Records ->
=====
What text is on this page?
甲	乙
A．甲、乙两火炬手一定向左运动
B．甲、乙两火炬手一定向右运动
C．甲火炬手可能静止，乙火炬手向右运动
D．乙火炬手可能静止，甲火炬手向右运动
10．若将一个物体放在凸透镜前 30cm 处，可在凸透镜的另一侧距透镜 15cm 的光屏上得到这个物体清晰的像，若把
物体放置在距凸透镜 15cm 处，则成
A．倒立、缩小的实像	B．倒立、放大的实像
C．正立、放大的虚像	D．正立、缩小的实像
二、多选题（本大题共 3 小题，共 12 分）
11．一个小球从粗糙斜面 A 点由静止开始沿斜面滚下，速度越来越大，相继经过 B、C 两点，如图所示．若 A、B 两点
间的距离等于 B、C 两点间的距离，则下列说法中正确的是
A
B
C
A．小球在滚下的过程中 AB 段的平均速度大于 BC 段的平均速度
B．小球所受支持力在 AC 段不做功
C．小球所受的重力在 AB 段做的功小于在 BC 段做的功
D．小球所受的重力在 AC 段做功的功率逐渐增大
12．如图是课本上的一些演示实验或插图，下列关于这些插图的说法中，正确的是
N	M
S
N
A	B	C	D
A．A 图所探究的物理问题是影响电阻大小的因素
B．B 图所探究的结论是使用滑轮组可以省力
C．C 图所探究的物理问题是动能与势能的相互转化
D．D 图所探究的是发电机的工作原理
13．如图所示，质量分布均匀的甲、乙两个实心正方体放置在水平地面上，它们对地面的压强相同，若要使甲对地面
=====
WHAT TO DO -> Reproduce every entry shown above, precisely as it stands.

EXPECTED ANSWER ->
What text is on this page?
甲	乙
A．甲、乙两火炬手一定向左运动
B．甲、乙两火炬手一定向右运动
C．甲火炬手可能静止，乙火炬手向右运动
D．乙火炬手可能静止，甲火炬手向右运动
10．若将一个物体放在凸透镜前 30cm 处，可在凸透镜的另一侧距透镜 15cm 的光屏上得到这个物体清晰的像，若把
物体放置在距凸透镜 15cm 处，则成
A．倒立、缩小的实像	B．倒立、放大的实像
C．正立、放大的虚像	D．正立、缩小的实像
二、多选题（本大题共 3 小题，共 12 分）
11．一个小球从粗糙斜面 A 点由静止开始沿斜面滚下，速度越来越大，相继经过 B、C 两点，如图所示．若 A、B 两点
间的距离等于 B、C 两点间的距离，则下列说法中正确的是
A
B
C
A．小球在滚下的过程中 AB 段的平均速度大于 BC 段的平均速度
B．小球所受支持力在 AC 段不做功
C．小球所受的重力在 AB 段做的功小于在 BC 段做的功
D．小球所受的重力在 AC 段做功的功率逐渐增大
12．如图是课本上的一些演示实验或插图，下列关于这些插图的说法中，正确的是
N	M
S
N
A	B	C	D
A．A 图所探究的物理问题是影响电阻大小的因素
B．B 图所探究的结论是使用滑轮组可以省力
C．C 图所探究的物理问题是动能与势能的相互转化
D．D 图所探究的是发电机的工作原理
13．如图所示，质量分布均匀的甲、乙两个实心正方体放置在水平地面上，它们对地面的压强相同，若要使甲对地面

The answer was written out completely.